Dataset listings of figures
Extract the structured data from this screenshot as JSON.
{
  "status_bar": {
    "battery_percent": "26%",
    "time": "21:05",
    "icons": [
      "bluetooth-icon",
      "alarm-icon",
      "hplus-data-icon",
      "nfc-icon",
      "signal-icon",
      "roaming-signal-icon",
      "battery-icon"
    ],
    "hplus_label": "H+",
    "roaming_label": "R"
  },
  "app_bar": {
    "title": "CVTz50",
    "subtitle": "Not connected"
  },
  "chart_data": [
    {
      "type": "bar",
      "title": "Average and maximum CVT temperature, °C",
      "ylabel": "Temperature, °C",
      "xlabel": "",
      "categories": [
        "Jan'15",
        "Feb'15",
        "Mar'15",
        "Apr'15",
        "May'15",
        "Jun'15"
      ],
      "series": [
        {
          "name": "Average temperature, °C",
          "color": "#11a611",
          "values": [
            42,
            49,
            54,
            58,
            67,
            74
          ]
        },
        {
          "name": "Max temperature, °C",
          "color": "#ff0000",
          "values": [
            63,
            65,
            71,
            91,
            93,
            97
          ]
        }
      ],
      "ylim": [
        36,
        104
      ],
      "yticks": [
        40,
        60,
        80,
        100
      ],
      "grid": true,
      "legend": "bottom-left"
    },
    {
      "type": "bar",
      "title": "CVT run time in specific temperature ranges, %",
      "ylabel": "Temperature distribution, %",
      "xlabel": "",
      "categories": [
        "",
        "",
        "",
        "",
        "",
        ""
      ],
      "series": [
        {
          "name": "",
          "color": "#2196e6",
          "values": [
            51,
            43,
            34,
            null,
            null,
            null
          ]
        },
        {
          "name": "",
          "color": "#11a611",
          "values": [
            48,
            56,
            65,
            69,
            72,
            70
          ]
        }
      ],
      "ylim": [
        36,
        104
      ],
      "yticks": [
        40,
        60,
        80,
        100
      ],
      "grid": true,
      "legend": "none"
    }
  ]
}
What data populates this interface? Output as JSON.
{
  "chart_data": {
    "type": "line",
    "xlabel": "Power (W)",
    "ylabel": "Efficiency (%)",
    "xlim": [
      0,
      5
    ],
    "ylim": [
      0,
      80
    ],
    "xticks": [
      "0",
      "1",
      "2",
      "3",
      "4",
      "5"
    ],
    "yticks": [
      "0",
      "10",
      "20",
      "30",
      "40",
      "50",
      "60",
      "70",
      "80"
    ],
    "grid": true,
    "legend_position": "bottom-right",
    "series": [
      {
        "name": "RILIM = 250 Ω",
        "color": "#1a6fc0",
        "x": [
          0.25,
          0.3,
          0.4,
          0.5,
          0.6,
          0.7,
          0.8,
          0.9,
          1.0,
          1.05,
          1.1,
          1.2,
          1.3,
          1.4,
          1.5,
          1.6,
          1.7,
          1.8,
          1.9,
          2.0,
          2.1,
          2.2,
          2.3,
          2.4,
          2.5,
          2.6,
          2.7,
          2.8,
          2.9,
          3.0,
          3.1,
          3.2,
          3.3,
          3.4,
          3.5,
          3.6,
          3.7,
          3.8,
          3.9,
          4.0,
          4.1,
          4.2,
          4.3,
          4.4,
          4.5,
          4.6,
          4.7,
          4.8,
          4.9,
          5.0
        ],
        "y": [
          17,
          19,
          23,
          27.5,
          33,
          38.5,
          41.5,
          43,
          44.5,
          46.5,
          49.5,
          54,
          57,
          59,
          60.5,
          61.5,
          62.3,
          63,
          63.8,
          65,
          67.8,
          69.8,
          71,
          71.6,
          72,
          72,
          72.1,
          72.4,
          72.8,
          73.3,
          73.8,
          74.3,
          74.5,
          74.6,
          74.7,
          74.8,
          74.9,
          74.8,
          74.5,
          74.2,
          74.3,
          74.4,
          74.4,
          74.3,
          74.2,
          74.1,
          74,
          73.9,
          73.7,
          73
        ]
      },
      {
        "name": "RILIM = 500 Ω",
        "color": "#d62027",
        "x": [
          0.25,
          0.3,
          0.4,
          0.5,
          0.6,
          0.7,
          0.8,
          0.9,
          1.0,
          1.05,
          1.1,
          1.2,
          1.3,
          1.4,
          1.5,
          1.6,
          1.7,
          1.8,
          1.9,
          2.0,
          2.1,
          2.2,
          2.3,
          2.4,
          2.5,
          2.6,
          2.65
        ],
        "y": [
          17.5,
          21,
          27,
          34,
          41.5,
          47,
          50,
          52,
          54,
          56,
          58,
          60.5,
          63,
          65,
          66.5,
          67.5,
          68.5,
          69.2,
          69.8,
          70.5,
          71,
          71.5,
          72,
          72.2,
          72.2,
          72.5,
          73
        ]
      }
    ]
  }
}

* _What you should do_: Copy every line from the records above that contains the word "ylabel".

* _Full solution_:
      "ylabel": "Temperature, °C",
      "ylabel": "Temperature distribution, %",
    "ylabel": "Efficiency (%)",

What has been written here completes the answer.